GIVEN EXERCISE ::
Will you write out all the entries below exactly?

GIVEN ENTRIES ::

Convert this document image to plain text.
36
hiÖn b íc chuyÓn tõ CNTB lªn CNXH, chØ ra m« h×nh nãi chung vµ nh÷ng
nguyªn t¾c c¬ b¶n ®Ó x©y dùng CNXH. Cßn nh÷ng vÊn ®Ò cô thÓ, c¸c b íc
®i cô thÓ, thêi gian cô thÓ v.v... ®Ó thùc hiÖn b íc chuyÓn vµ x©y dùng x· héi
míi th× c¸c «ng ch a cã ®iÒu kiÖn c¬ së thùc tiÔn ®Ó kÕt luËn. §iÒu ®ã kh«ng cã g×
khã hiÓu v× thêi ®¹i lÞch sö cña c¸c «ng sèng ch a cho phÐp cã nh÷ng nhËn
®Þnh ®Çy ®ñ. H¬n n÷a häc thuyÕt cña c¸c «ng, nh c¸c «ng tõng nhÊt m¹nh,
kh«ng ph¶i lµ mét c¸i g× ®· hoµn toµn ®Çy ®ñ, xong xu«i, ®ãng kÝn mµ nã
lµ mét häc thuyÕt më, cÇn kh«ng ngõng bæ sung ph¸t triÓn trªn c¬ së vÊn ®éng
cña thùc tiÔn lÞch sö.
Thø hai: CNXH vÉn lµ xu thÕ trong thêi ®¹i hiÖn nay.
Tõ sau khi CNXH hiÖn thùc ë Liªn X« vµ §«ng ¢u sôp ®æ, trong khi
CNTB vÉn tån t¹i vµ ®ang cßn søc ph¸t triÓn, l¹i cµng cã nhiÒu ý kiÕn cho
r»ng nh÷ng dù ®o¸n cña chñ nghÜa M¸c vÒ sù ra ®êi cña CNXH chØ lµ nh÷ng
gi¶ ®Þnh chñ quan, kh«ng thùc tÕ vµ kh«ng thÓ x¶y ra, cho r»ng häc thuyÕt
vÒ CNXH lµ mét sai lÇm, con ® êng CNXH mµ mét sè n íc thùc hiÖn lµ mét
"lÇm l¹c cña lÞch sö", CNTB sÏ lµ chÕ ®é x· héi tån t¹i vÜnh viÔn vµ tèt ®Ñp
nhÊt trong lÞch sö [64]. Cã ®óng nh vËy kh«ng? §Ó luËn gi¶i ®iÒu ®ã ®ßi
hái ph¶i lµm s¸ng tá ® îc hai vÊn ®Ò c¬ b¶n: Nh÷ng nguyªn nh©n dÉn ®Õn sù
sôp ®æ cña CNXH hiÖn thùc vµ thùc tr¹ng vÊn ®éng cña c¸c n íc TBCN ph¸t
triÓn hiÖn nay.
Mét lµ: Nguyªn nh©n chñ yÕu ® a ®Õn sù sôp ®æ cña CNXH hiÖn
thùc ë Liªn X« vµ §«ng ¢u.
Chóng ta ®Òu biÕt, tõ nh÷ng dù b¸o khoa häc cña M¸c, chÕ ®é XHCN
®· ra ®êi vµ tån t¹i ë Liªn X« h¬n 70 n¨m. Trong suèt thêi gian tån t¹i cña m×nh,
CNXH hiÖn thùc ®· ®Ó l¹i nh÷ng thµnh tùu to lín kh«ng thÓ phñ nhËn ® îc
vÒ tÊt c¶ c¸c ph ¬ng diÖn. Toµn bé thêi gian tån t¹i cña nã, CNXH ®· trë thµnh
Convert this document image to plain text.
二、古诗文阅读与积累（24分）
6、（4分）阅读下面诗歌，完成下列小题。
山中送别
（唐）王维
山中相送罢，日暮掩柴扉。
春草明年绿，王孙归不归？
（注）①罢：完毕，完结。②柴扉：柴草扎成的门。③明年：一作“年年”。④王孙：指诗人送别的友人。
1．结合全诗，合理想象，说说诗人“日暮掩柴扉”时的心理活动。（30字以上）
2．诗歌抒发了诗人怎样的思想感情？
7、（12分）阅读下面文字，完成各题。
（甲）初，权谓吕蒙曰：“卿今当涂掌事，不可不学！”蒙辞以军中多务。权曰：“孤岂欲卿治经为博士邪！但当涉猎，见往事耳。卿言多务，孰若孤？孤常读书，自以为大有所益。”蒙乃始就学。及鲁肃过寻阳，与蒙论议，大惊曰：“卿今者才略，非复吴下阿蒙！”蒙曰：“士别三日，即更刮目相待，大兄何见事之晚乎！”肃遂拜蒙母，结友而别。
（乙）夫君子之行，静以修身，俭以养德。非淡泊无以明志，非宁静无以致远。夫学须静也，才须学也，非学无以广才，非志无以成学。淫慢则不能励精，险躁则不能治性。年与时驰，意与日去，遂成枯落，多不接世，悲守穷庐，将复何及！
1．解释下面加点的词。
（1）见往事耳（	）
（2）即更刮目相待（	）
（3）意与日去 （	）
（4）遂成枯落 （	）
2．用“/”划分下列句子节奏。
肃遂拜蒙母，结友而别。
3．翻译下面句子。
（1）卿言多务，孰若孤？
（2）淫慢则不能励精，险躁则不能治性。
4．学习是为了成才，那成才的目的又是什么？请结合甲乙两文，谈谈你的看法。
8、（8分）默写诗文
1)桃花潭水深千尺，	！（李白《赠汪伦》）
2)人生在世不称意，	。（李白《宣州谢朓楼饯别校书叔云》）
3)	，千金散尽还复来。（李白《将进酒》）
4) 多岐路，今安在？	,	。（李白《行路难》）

WORKED ANSWER ::
Convert this document image to plain text.
36
hiÖn b íc chuyÓn tõ CNTB lªn CNXH, chØ ra m« h×nh nãi chung vµ nh÷ng
nguyªn t¾c c¬ b¶n ®Ó x©y dùng CNXH. Cßn nh÷ng vÊn ®Ò cô thÓ, c¸c b íc
®i cô thÓ, thêi gian cô thÓ v.v... ®Ó thùc hiÖn b íc chuyÓn vµ x©y dùng x· héi
míi th× c¸c «ng ch a cã ®iÒu kiÖn c¬ së thùc tiÔn ®Ó kÕt luËn. §iÒu ®ã kh«ng cã g×
khã hiÓu v× thêi ®¹i lÞch sö cña c¸c «ng sèng ch a cho phÐp cã nh÷ng nhËn
®Þnh ®Çy ®ñ. H¬n n÷a häc thuyÕt cña c¸c «ng, nh c¸c «ng tõng nhÊt m¹nh,
kh«ng ph¶i lµ mét c¸i g× ®· hoµn toµn ®Çy ®ñ, xong xu«i, ®ãng kÝn mµ nã
lµ mét häc thuyÕt më, cÇn kh«ng ngõng bæ sung ph¸t triÓn trªn c¬ së vÊn ®éng
cña thùc tiÔn lÞch sö.
Thø hai: CNXH vÉn lµ xu thÕ trong thêi ®¹i hiÖn nay.
Tõ sau khi CNXH hiÖn thùc ë Liªn X« vµ §«ng ¢u sôp ®æ, trong khi
CNTB vÉn tån t¹i vµ ®ang cßn søc ph¸t triÓn, l¹i cµng cã nhiÒu ý kiÕn cho
r»ng nh÷ng dù ®o¸n cña chñ nghÜa M¸c vÒ sù ra ®êi cña CNXH chØ lµ nh÷ng
gi¶ ®Þnh chñ quan, kh«ng thùc tÕ vµ kh«ng thÓ x¶y ra, cho r»ng häc thuyÕt
vÒ CNXH lµ mét sai lÇm, con ® êng CNXH mµ mét sè n íc thùc hiÖn lµ mét
"lÇm l¹c cña lÞch sö", CNTB sÏ lµ chÕ ®é x· héi tån t¹i vÜnh viÔn vµ tèt ®Ñp
nhÊt trong lÞch sö [64]. Cã ®óng nh vËy kh«ng? §Ó luËn gi¶i ®iÒu ®ã ®ßi
hái ph¶i lµm s¸ng tá ® îc hai vÊn ®Ò c¬ b¶n: Nh÷ng nguyªn nh©n dÉn ®Õn sù
sôp ®æ cña CNXH hiÖn thùc vµ thùc tr¹ng vÊn ®éng cña c¸c n íc TBCN ph¸t
triÓn hiÖn nay.
Mét lµ: Nguyªn nh©n chñ yÕu ® a ®Õn sù sôp ®æ cña CNXH hiÖn
thùc ë Liªn X« vµ §«ng ¢u.
Chóng ta ®Òu biÕt, tõ nh÷ng dù b¸o khoa häc cña M¸c, chÕ ®é XHCN
®· ra ®êi vµ tån t¹i ë Liªn X« h¬n 70 n¨m. Trong suèt thêi gian tån t¹i cña m×nh,
CNXH hiÖn thùc ®· ®Ó l¹i nh÷ng thµnh tùu to lín kh«ng thÓ phñ nhËn ® îc
vÒ tÊt c¶ c¸c ph ¬ng diÖn. Toµn bé thêi gian tån t¹i cña nã, CNXH ®· trë thµnh
Convert this document image to plain text.
二、古诗文阅读与积累（24分）
6、（4分）阅读下面诗歌，完成下列小题。
山中送别
（唐）王维
山中相送罢，日暮掩柴扉。
春草明年绿，王孙归不归？
（注）①罢：完毕，完结。②柴扉：柴草扎成的门。③明年：一作“年年”。④王孙：指诗人送别的友人。
1．结合全诗，合理想象，说说诗人“日暮掩柴扉”时的心理活动。（30字以上）
2．诗歌抒发了诗人怎样的思想感情？
7、（12分）阅读下面文字，完成各题。
（甲）初，权谓吕蒙曰：“卿今当涂掌事，不可不学！”蒙辞以军中多务。权曰：“孤岂欲卿治经为博士邪！但当涉猎，见往事耳。卿言多务，孰若孤？孤常读书，自以为大有所益。”蒙乃始就学。及鲁肃过寻阳，与蒙论议，大惊曰：“卿今者才略，非复吴下阿蒙！”蒙曰：“士别三日，即更刮目相待，大兄何见事之晚乎！”肃遂拜蒙母，结友而别。
（乙）夫君子之行，静以修身，俭以养德。非淡泊无以明志，非宁静无以致远。夫学须静也，才须学也，非学无以广才，非志无以成学。淫慢则不能励精，险躁则不能治性。年与时驰，意与日去，遂成枯落，多不接世，悲守穷庐，将复何及！
1．解释下面加点的词。
（1）见往事耳（	）
（2）即更刮目相待（	）
（3）意与日去 （	）
（4）遂成枯落 （	）
2．用“/”划分下列句子节奏。
肃遂拜蒙母，结友而别。
3．翻译下面句子。
（1）卿言多务，孰若孤？
（2）淫慢则不能励精，险躁则不能治性。
4．学习是为了成才，那成才的目的又是什么？请结合甲乙两文，谈谈你的看法。
8、（8分）默写诗文
1)桃花潭水深千尺，	！（李白《赠汪伦》）
2)人生在世不称意，	。（李白《宣州谢朓楼饯别校书叔云》）
3)	，千金散尽还复来。（李白《将进酒》）
4) 多岐路，今安在？	,	。（李白《行路难》）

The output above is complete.